Copy out the passage of the discussion on the Bible's historical accuracy from "(RiderOnTheClouds) #22" up to and including "for faulty theology.", word for word.

Text shown:
:::

How historically accurate is the Bible?

(Mervin Bitikofer) #21

…or are failing to take their bibles seriously (much less prove it), actually. If Zionists would start taking their Bibles seriously they would know that supporting “King Ahab” was not a way to bless Israel, but rather a way to let Satan have his way with Israel. God’s approach to such things was not to pander to his chosen people in everything they did, but to give them over to whatever came so that they would return to him. I pray (especially for Israel’s sake!) that Zionists in the U.S. would actually start believing their own Bibles.

(RiderOnTheClouds) #22

Still this maybe does lead me to take theories which try to reconcile the Bible with history with a pinch of salt.

(Jay Johnson) #23

Their problem is Dispensational eschatology, specifically the belief in a literal fulfillment of the OT prophecies related to Israel. I actually heard Fox News hosts and our UN ambassador Nikki Haley invoking Isaiah and Ezekiel, among others. There actually are real-world consequences for faulty theology.

(Robin) #24

I have heard that Ubaid period language change assertion before.

You do range around the early books of the OT for all this.

As for the Exodus — I listened to a few minutes of the Sparks interview and will return to it when have more time.

But really??? So much is said and un-said on many of these subjects, and it almost amounts to who or what are you going to believe?? I have read a lot of 18th and 19th and early 20th century arguments about the events of the book of Daniel ,for example. Whom are you kidding? Belshazzar? No such person!! How could lions ever be put in dens? How would they breathe in those dens?? Is it spelled Nebuchadnezzar or Nebuchadrezzar?

And then they found something with the name Belshazzar on it, and yes the ancient Babylonians and Assyrians kept lions and other animals in dens, after all…And Nebuchadnezzar did, it seems drop out of sight for a few mysterious years.

The Bible does not explain things in great depth. It just gives sketches of events and then moves on, leaving us to wonder.

:::

Provided data:

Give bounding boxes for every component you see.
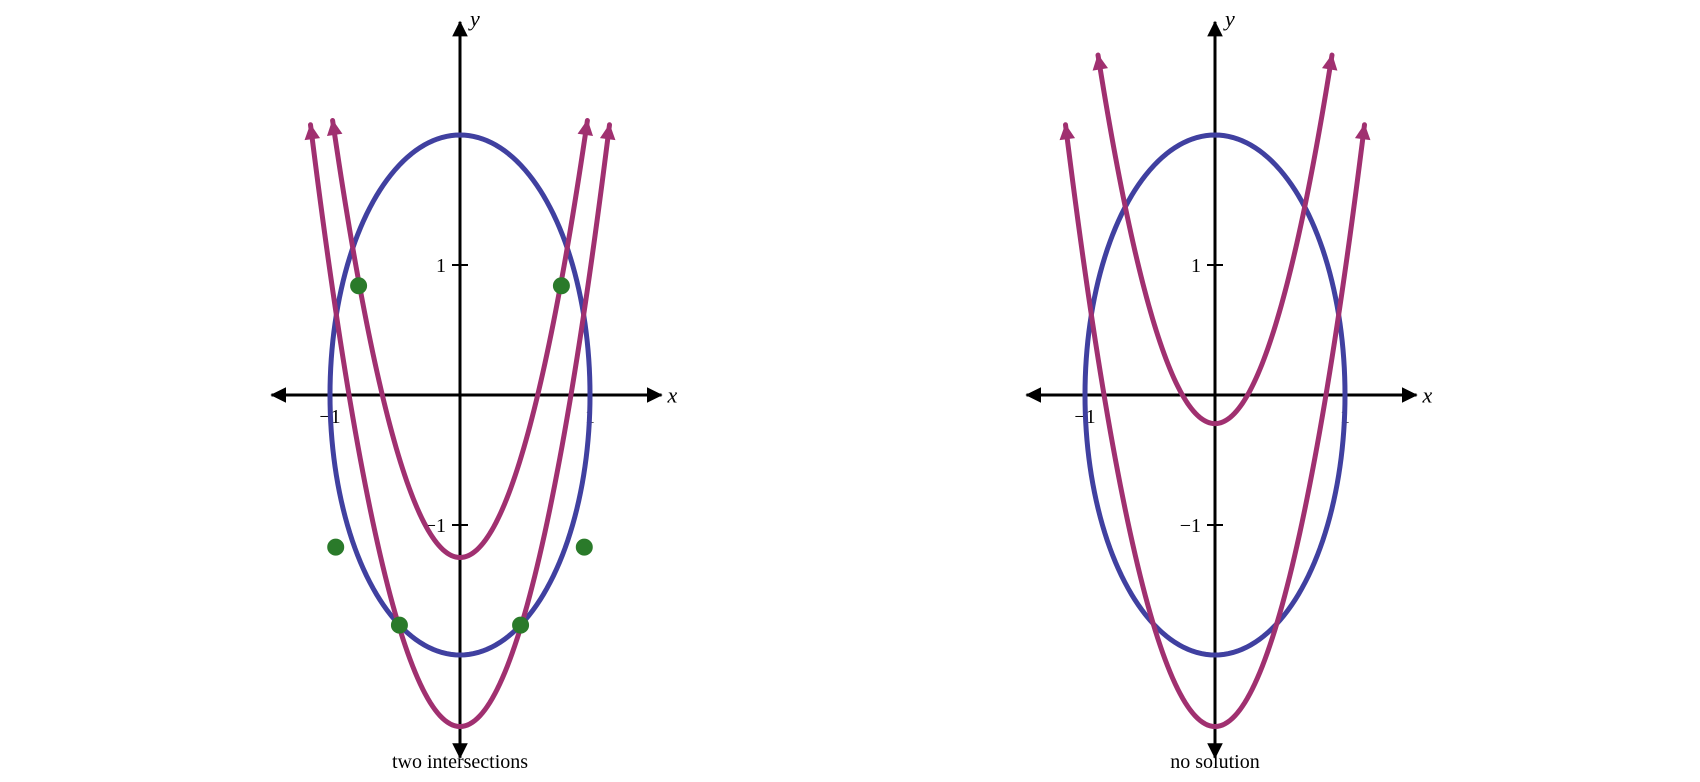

:::

Solution to this problem:
(RiderOnTheClouds) #22

Still this maybe does lead me to take theories which try to reconcile the Bible with history with a pinch of salt.

(Jay Johnson) #23

Their problem is Dispensational eschatology, specifically the belief in a literal fulfillment of the OT prophecies related to Israel. I actually heard Fox News hosts and our UN ambassador Nikki Haley invoking Isaiah and Ezekiel, among others. There actually are real-world consequences for faulty theology.